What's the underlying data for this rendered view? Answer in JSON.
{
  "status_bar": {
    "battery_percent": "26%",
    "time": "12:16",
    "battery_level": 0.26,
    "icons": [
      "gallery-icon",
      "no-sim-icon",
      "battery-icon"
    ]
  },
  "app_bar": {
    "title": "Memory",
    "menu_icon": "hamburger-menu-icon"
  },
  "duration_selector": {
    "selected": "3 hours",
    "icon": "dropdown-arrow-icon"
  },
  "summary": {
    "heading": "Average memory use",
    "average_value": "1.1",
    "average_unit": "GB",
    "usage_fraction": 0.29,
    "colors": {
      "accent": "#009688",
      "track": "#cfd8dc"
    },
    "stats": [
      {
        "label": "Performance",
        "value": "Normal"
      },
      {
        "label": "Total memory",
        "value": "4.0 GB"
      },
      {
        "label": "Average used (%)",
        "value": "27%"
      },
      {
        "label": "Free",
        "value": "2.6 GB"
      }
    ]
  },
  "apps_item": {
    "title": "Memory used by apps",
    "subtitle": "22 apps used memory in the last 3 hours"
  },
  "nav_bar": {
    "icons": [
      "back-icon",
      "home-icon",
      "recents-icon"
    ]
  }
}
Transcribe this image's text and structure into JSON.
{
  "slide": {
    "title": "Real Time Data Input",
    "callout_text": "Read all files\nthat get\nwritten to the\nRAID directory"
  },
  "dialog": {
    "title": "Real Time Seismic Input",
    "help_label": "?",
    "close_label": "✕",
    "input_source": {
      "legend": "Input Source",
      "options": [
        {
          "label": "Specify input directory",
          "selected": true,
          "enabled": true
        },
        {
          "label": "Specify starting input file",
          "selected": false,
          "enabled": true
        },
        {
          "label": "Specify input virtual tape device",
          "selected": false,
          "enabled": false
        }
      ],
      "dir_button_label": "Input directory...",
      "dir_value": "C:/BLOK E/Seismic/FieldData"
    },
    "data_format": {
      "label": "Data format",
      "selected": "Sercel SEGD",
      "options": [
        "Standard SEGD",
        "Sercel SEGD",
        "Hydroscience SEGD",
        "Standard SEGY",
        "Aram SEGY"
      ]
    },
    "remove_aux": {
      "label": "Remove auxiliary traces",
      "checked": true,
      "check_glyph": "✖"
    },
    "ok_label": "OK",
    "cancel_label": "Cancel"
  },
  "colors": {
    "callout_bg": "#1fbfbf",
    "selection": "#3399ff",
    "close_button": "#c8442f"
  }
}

------------

## Goal of the exercise:
Give an exact repetition of all the material.

## Final result:
What's the underlying data for this rendered view? Answer in JSON.
{
  "status_bar": {
    "battery_percent": "26%",
    "time": "12:16",
    "battery_level": 0.26,
    "icons": [
      "gallery-icon",
      "no-sim-icon",
      "battery-icon"
    ]
  },
  "app_bar": {
    "title": "Memory",
    "menu_icon": "hamburger-menu-icon"
  },
  "duration_selector": {
    "selected": "3 hours",
    "icon": "dropdown-arrow-icon"
  },
  "summary": {
    "heading": "Average memory use",
    "average_value": "1.1",
    "average_unit": "GB",
    "usage_fraction": 0.29,
    "colors": {
      "accent": "#009688",
      "track": "#cfd8dc"
    },
    "stats": [
      {
        "label": "Performance",
        "value": "Normal"
      },
      {
        "label": "Total memory",
        "value": "4.0 GB"
      },
      {
        "label": "Average used (%)",
        "value": "27%"
      },
      {
        "label": "Free",
        "value": "2.6 GB"
      }
    ]
  },
  "apps_item": {
    "title": "Memory used by apps",
    "subtitle": "22 apps used memory in the last 3 hours"
  },
  "nav_bar": {
    "icons": [
      "back-icon",
      "home-icon",
      "recents-icon"
    ]
  }
}
Transcribe this image's text and structure into JSON.
{
  "slide": {
    "title": "Real Time Data Input",
    "callout_text": "Read all files\nthat get\nwritten to the\nRAID directory"
  },
  "dialog": {
    "title": "Real Time Seismic Input",
    "help_label": "?",
    "close_label": "✕",
    "input_source": {
      "legend": "Input Source",
      "options": [
        {
          "label": "Specify input directory",
          "selected": true,
          "enabled": true
        },
        {
          "label": "Specify starting input file",
          "selected": false,
          "enabled": true
        },
        {
          "label": "Specify input virtual tape device",
          "selected": false,
          "enabled": false
        }
      ],
      "dir_button_label": "Input directory...",
      "dir_value": "C:/BLOK E/Seismic/FieldData"
    },
    "data_format": {
      "label": "Data format",
      "selected": "Sercel SEGD",
      "options": [
        "Standard SEGD",
        "Sercel SEGD",
        "Hydroscience SEGD",
        "Standard SEGY",
        "Aram SEGY"
      ]
    },
    "remove_aux": {
      "label": "Remove auxiliary traces",
      "checked": true,
      "check_glyph": "✖"
    },
    "ok_label": "OK",
    "cancel_label": "Cancel"
  },
  "colors": {
    "callout_bg": "#1fbfbf",
    "selection": "#3399ff",
    "close_button": "#c8442f"
  }
}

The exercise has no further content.